WHAT IS EXPECTED:
Copy out each line featuring the string "smaller" from the entries beneath.

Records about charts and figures

####################

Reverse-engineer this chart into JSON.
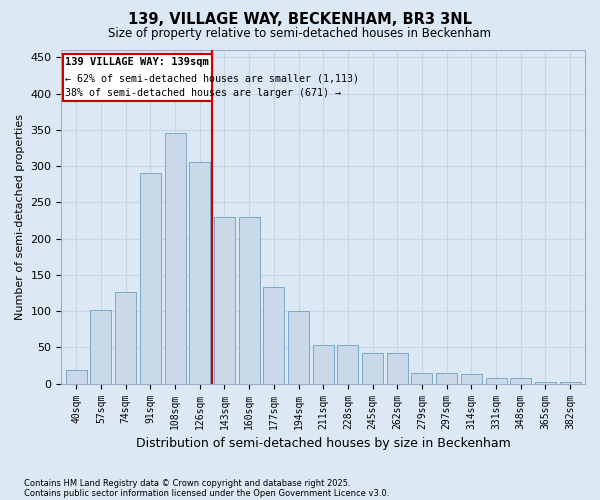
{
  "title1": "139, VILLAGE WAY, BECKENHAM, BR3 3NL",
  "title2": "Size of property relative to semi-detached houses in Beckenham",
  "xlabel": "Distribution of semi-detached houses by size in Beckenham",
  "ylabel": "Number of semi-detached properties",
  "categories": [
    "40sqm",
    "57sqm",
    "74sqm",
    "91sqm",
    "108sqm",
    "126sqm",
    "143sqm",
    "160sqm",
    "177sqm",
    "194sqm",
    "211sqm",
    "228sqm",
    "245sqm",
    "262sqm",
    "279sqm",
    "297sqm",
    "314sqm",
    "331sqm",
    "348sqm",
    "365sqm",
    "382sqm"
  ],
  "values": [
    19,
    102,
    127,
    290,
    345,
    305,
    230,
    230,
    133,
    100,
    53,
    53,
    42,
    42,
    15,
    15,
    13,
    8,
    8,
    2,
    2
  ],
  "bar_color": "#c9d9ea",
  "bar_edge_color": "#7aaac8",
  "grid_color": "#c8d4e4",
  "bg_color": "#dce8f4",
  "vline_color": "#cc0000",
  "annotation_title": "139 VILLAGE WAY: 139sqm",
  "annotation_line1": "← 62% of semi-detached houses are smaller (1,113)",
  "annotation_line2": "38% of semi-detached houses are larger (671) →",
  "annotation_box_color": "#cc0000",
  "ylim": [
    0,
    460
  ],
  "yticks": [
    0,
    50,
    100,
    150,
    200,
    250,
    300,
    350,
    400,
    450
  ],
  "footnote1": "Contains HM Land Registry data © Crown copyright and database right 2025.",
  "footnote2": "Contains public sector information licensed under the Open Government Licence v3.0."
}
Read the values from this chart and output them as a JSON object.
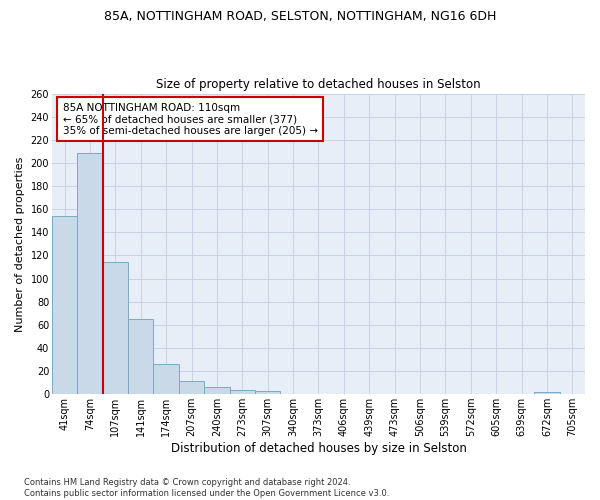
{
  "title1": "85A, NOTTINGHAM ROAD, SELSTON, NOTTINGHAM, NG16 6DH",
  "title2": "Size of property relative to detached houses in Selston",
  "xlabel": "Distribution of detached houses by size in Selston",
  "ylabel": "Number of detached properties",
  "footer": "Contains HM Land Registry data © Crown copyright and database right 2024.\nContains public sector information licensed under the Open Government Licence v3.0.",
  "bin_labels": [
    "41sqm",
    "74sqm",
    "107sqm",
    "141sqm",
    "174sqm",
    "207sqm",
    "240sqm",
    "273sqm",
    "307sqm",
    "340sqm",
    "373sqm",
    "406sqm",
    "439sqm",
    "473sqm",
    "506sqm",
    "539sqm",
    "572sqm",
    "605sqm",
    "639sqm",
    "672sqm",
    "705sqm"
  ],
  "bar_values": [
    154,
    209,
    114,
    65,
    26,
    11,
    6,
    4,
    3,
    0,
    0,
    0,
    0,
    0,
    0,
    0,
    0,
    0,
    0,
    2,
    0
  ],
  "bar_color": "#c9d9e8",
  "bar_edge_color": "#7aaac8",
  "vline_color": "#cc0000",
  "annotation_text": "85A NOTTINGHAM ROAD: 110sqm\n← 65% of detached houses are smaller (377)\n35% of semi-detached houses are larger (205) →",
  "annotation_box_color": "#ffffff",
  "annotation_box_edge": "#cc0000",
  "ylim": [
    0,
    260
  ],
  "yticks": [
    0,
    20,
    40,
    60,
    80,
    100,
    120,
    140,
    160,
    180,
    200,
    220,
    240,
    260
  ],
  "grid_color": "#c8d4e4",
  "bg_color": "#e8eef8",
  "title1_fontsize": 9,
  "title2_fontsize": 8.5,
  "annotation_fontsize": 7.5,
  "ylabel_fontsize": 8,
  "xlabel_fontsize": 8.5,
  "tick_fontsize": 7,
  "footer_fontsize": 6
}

####################

FINAL RESULT:
  "annotation_line1": "← 62% of semi-detached houses are smaller (1,113)",
  "annotation_text": "85A NOTTINGHAM ROAD: 110sqm\n← 65% of detached houses are smaller (377)\n35% of semi-detached houses are larger (205) →",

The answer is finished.